start
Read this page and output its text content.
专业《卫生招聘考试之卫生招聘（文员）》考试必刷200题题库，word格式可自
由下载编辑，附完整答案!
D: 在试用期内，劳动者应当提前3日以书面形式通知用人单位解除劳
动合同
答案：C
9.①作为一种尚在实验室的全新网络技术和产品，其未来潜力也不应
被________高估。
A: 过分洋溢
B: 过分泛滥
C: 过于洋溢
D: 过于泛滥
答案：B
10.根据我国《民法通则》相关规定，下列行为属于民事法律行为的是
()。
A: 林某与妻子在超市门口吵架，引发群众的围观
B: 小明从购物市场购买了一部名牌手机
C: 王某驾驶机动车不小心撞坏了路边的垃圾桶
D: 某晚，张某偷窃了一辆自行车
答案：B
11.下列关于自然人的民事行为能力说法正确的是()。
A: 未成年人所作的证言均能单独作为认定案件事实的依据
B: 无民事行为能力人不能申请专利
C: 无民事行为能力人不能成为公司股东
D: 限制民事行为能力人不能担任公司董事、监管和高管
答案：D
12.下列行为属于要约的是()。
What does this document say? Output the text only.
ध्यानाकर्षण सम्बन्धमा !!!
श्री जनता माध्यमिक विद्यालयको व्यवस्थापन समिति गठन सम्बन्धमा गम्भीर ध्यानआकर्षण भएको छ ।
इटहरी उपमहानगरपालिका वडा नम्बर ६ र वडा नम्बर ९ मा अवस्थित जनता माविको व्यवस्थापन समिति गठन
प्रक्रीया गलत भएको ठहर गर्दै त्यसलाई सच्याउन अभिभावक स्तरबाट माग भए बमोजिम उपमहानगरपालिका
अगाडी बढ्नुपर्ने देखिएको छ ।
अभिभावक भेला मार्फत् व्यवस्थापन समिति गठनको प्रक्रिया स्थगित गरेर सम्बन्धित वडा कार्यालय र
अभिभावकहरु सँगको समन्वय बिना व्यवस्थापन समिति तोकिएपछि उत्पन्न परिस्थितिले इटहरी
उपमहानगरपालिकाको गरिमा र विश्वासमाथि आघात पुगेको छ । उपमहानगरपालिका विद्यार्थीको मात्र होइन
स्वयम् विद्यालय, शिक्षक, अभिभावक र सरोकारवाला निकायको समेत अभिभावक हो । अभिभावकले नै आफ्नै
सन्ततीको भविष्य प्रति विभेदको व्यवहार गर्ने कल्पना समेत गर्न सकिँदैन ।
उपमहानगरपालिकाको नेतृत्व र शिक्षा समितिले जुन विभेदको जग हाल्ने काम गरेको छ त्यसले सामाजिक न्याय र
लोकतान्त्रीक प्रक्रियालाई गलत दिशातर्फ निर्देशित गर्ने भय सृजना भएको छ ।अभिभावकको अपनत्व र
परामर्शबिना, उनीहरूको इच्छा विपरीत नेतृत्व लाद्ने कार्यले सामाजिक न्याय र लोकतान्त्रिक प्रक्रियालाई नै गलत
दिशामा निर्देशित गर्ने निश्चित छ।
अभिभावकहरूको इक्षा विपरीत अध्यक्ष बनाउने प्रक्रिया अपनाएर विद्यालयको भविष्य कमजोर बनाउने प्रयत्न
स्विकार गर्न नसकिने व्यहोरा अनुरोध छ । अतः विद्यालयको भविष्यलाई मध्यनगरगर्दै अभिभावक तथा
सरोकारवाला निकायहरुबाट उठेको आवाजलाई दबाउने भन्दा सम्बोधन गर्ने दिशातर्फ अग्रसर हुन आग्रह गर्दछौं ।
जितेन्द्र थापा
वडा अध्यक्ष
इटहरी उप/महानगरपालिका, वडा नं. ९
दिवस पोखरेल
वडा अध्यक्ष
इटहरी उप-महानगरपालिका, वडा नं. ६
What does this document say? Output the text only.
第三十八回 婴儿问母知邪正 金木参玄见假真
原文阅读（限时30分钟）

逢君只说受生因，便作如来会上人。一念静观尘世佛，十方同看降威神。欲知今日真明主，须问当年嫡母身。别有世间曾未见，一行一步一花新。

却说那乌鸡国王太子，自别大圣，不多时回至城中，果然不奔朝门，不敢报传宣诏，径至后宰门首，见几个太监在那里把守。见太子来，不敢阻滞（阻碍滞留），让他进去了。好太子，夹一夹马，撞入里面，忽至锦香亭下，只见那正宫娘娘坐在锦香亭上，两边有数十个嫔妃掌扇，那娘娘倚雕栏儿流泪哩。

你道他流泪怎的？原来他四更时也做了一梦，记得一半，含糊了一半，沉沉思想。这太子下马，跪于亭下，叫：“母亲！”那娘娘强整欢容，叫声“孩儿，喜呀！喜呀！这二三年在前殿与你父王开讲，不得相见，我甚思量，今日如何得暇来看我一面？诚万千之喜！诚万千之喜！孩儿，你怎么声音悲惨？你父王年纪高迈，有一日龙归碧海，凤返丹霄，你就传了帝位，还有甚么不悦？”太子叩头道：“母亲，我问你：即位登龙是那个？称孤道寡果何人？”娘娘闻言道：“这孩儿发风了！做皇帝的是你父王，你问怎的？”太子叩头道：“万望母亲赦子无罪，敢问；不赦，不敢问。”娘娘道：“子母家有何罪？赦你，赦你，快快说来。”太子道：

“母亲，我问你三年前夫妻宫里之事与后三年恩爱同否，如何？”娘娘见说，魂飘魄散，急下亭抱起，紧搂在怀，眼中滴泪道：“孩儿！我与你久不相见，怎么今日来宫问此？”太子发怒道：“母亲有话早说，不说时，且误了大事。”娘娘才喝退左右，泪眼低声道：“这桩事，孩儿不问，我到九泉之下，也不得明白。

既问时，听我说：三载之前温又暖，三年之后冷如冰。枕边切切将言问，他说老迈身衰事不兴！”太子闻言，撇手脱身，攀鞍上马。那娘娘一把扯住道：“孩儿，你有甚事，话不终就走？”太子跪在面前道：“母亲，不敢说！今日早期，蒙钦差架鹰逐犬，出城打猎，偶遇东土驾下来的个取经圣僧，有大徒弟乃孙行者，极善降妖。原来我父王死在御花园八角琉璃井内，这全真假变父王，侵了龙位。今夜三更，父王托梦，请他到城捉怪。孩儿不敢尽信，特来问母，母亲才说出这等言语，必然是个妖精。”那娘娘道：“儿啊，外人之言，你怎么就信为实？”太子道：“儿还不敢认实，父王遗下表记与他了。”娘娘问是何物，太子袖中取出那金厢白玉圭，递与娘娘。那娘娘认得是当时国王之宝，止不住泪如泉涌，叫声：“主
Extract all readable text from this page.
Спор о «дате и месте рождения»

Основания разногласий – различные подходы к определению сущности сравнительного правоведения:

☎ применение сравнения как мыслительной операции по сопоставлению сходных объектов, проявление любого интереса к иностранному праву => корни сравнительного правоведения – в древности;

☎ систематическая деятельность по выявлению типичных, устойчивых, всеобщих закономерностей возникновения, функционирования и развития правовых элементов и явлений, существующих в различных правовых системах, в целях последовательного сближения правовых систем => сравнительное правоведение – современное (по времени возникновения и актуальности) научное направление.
end
- REQUIREMENT:
In the listing above, how many lines include the word "text"? Answer with the number and nothing more.

- RESULT OF THE TASK:
4